> **GOAL**
Every entry here needs to be repeated exactly.

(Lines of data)
▽

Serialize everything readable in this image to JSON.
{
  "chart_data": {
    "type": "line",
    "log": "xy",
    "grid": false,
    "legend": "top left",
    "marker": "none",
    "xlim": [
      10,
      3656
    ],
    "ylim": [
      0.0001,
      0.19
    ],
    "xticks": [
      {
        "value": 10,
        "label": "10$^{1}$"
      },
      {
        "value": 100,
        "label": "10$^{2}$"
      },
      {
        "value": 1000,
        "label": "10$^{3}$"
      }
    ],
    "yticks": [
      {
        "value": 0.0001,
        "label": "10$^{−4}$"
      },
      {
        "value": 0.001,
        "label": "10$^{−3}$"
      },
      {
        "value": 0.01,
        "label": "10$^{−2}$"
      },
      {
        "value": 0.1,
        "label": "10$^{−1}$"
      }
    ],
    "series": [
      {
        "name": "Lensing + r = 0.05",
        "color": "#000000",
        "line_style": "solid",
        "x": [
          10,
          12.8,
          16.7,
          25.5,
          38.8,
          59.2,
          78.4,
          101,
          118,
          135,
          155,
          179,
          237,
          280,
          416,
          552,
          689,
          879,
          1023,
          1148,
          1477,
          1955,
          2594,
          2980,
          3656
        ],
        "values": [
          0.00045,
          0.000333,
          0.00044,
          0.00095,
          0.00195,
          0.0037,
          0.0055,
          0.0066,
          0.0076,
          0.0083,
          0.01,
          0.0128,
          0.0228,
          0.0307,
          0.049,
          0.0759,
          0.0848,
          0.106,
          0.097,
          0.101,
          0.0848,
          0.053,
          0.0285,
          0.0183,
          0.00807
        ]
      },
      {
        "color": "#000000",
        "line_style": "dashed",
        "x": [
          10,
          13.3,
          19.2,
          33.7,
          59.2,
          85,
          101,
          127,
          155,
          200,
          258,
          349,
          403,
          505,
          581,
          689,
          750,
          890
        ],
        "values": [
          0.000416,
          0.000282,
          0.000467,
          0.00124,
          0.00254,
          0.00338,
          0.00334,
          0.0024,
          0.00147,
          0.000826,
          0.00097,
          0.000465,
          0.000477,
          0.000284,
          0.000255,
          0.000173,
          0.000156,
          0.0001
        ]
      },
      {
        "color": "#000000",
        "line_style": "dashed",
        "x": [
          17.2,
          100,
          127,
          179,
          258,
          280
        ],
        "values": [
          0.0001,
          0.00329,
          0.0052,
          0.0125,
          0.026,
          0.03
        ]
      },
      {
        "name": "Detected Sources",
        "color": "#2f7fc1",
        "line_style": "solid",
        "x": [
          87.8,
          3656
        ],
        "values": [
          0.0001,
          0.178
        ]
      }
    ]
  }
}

△

> **RESPONSE**
Serialize everything readable in this image to JSON.
{
  "chart_data": {
    "type": "line",
    "log": "xy",
    "grid": false,
    "legend": "top left",
    "marker": "none",
    "xlim": [
      10,
      3656
    ],
    "ylim": [
      0.0001,
      0.19
    ],
    "xticks": [
      {
        "value": 10,
        "label": "10$^{1}$"
      },
      {
        "value": 100,
        "label": "10$^{2}$"
      },
      {
        "value": 1000,
        "label": "10$^{3}$"
      }
    ],
    "yticks": [
      {
        "value": 0.0001,
        "label": "10$^{−4}$"
      },
      {
        "value": 0.001,
        "label": "10$^{−3}$"
      },
      {
        "value": 0.01,
        "label": "10$^{−2}$"
      },
      {
        "value": 0.1,
        "label": "10$^{−1}$"
      }
    ],
    "series": [
      {
        "name": "Lensing + r = 0.05",
        "color": "#000000",
        "line_style": "solid",
        "x": [
          10,
          12.8,
          16.7,
          25.5,
          38.8,
          59.2,
          78.4,
          101,
          118,
          135,
          155,
          179,
          237,
          280,
          416,
          552,
          689,
          879,
          1023,
          1148,
          1477,
          1955,
          2594,
          2980,
          3656
        ],
        "values": [
          0.00045,
          0.000333,
          0.00044,
          0.00095,
          0.00195,
          0.0037,
          0.0055,
          0.0066,
          0.0076,
          0.0083,
          0.01,
          0.0128,
          0.0228,
          0.0307,
          0.049,
          0.0759,
          0.0848,
          0.106,
          0.097,
          0.101,
          0.0848,
          0.053,
          0.0285,
          0.0183,
          0.00807
        ]
      },
      {
        "color": "#000000",
        "line_style": "dashed",
        "x": [
          10,
          13.3,
          19.2,
          33.7,
          59.2,
          85,
          101,
          127,
          155,
          200,
          258,
          349,
          403,
          505,
          581,
          689,
          750,
          890
        ],
        "values": [
          0.000416,
          0.000282,
          0.000467,
          0.00124,
          0.00254,
          0.00338,
          0.00334,
          0.0024,
          0.00147,
          0.000826,
          0.00097,
          0.000465,
          0.000477,
          0.000284,
          0.000255,
          0.000173,
          0.000156,
          0.0001
        ]
      },
      {
        "color": "#000000",
        "line_style": "dashed",
        "x": [
          17.2,
          100,
          127,
          179,
          258,
          280
        ],
        "values": [
          0.0001,
          0.00329,
          0.0052,
          0.0125,
          0.026,
          0.03
        ]
      },
      {
        "name": "Detected Sources",
        "color": "#2f7fc1",
        "line_style": "solid",
        "x": [
          87.8,
          3656
        ],
        "values": [
          0.0001,
          0.178
        ]
      }
    ]
  }
}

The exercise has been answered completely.